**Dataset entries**
— Begin —

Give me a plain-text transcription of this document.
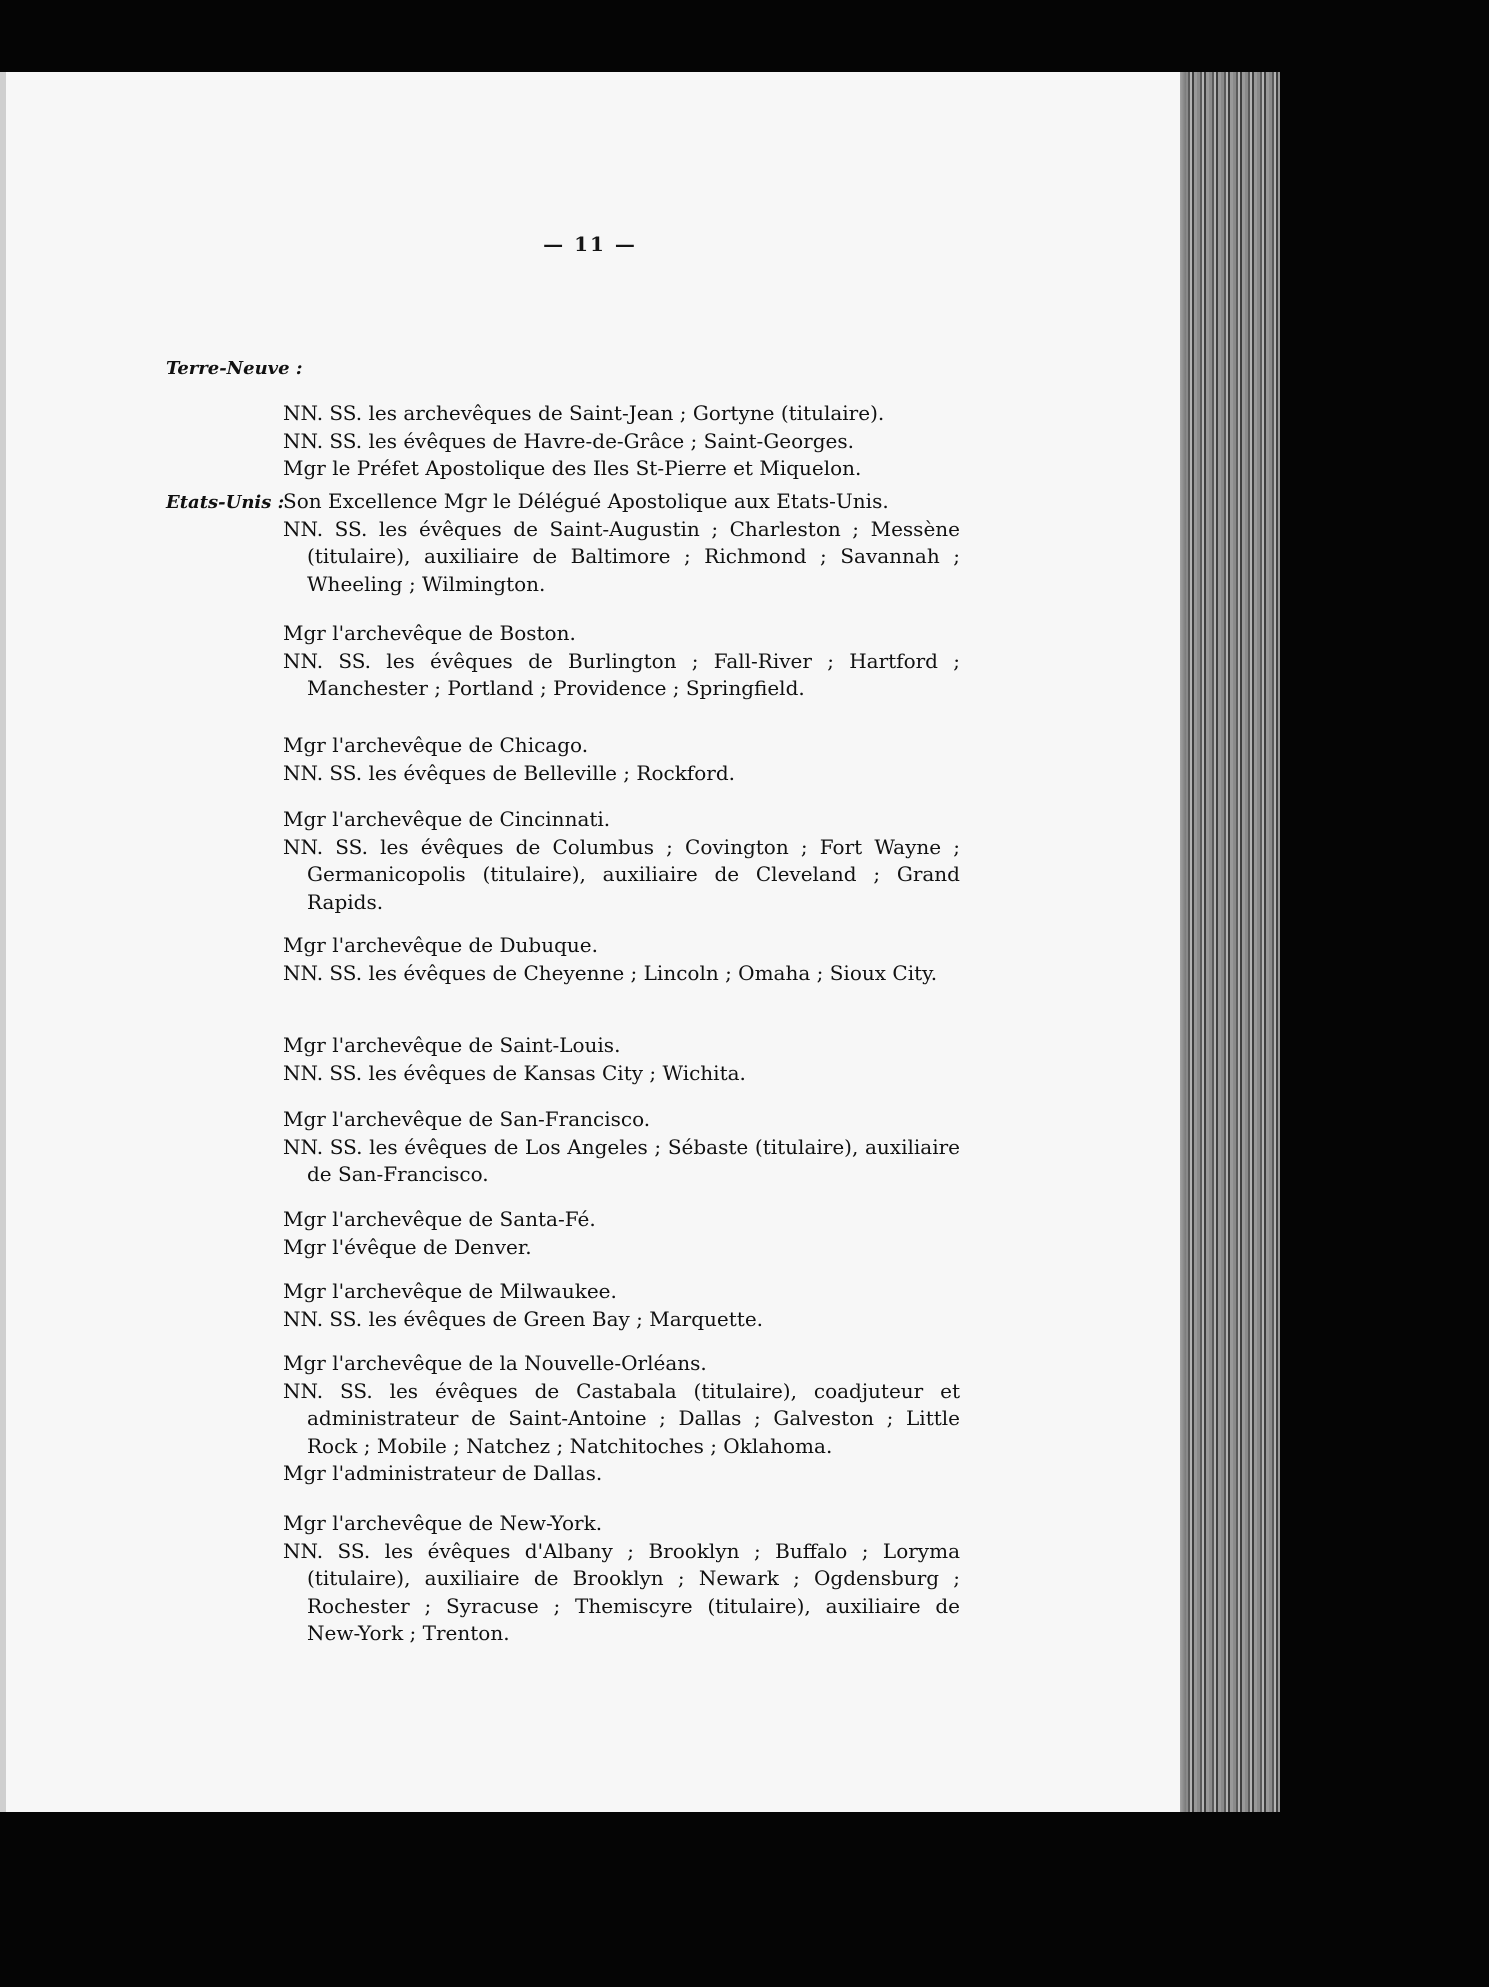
— 11 —
Terre-Neuve :

NN. SS. les archevêques de Saint-Jean ; Gortyne (titulaire).

NN. SS. les évêques de Havre-de-Grâce ; Saint-Georges.

Mgr le Préfet Apostolique des Iles St-Pierre et Miquelon.

Etats-Unis :

Son Excellence Mgr le Délégué Apostolique aux Etats-Unis.

NN. SS. les évêques de Saint-Augustin ; Charleston ; Messène (titulaire), auxiliaire de Baltimore ; Richmond ; Savannah ; Wheeling ; Wilmington.

Mgr l'archevêque de Boston.

NN. SS. les évêques de Burlington ; Fall-River ; Hartford ; Manchester ; Portland ; Providence ; Springfield.

Mgr l'archevêque de Chicago.

NN. SS. les évêques de Belleville ; Rockford.

Mgr l'archevêque de Cincinnati.

NN. SS. les évêques de Columbus ; Covington ; Fort Wayne ; Germanicopolis (titulaire), auxiliaire de Cleveland ; Grand Rapids.

Mgr l'archevêque de Dubuque.

NN. SS. les évêques de Cheyenne ; Lincoln ; Omaha ; Sioux City.

Mgr l'archevêque de Saint-Louis.

NN. SS. les évêques de Kansas City ; Wichita.

Mgr l'archevêque de San-Francisco.

NN. SS. les évêques de Los Angeles ; Sébaste (titulaire), auxiliaire de San-Francisco.

Mgr l'archevêque de Santa-Fé.

Mgr l'évêque de Denver.

Mgr l'archevêque de Milwaukee.

NN. SS. les évêques de Green Bay ; Marquette.

Mgr l'archevêque de la Nouvelle-Orléans.

NN. SS. les évêques de Castabala (titulaire), coadjuteur et administrateur de Saint-Antoine ; Dallas ; Galveston ; Little Rock ; Mobile ; Natchez ; Natchitoches ; Oklahoma.

Mgr l'administrateur de Dallas.

Mgr l'archevêque de New-York.

NN. SS. les évêques d'Albany ; Brooklyn ; Buffalo ; Loryma (titulaire), auxiliaire de Brooklyn ; Newark ; Ogdensburg ; Rochester ; Syracuse ; Themiscyre (titulaire), auxiliaire de New-York ; Trenton.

— End —

**Exercise brief**
Restate the full listing verbatim and drop every picture.

**Result for this task**
Give me a plain-text transcription of this document.
— 11 —
Terre-Neuve :

NN. SS. les archevêques de Saint-Jean ; Gortyne (titulaire).

NN. SS. les évêques de Havre-de-Grâce ; Saint-Georges.

Mgr le Préfet Apostolique des Iles St-Pierre et Miquelon.

Etats-Unis :

Son Excellence Mgr le Délégué Apostolique aux Etats-Unis.

NN. SS. les évêques de Saint-Augustin ; Charleston ; Messène (titulaire), auxiliaire de Baltimore ; Richmond ; Savannah ; Wheeling ; Wilmington.

Mgr l'archevêque de Boston.

NN. SS. les évêques de Burlington ; Fall-River ; Hartford ; Manchester ; Portland ; Providence ; Springfield.

Mgr l'archevêque de Chicago.

NN. SS. les évêques de Belleville ; Rockford.

Mgr l'archevêque de Cincinnati.

NN. SS. les évêques de Columbus ; Covington ; Fort Wayne ; Germanicopolis (titulaire), auxiliaire de Cleveland ; Grand Rapids.

Mgr l'archevêque de Dubuque.

NN. SS. les évêques de Cheyenne ; Lincoln ; Omaha ; Sioux City.

Mgr l'archevêque de Saint-Louis.

NN. SS. les évêques de Kansas City ; Wichita.

Mgr l'archevêque de San-Francisco.

NN. SS. les évêques de Los Angeles ; Sébaste (titulaire), auxiliaire de San-Francisco.

Mgr l'archevêque de Santa-Fé.

Mgr l'évêque de Denver.

Mgr l'archevêque de Milwaukee.

NN. SS. les évêques de Green Bay ; Marquette.

Mgr l'archevêque de la Nouvelle-Orléans.

NN. SS. les évêques de Castabala (titulaire), coadjuteur et administrateur de Saint-Antoine ; Dallas ; Galveston ; Little Rock ; Mobile ; Natchez ; Natchitoches ; Oklahoma.

Mgr l'administrateur de Dallas.

Mgr l'archevêque de New-York.

NN. SS. les évêques d'Albany ; Brooklyn ; Buffalo ; Loryma (titulaire), auxiliaire de Brooklyn ; Newark ; Ogdensburg ; Rochester ; Syracuse ; Themiscyre (titulaire), auxiliaire de New-York ; Trenton.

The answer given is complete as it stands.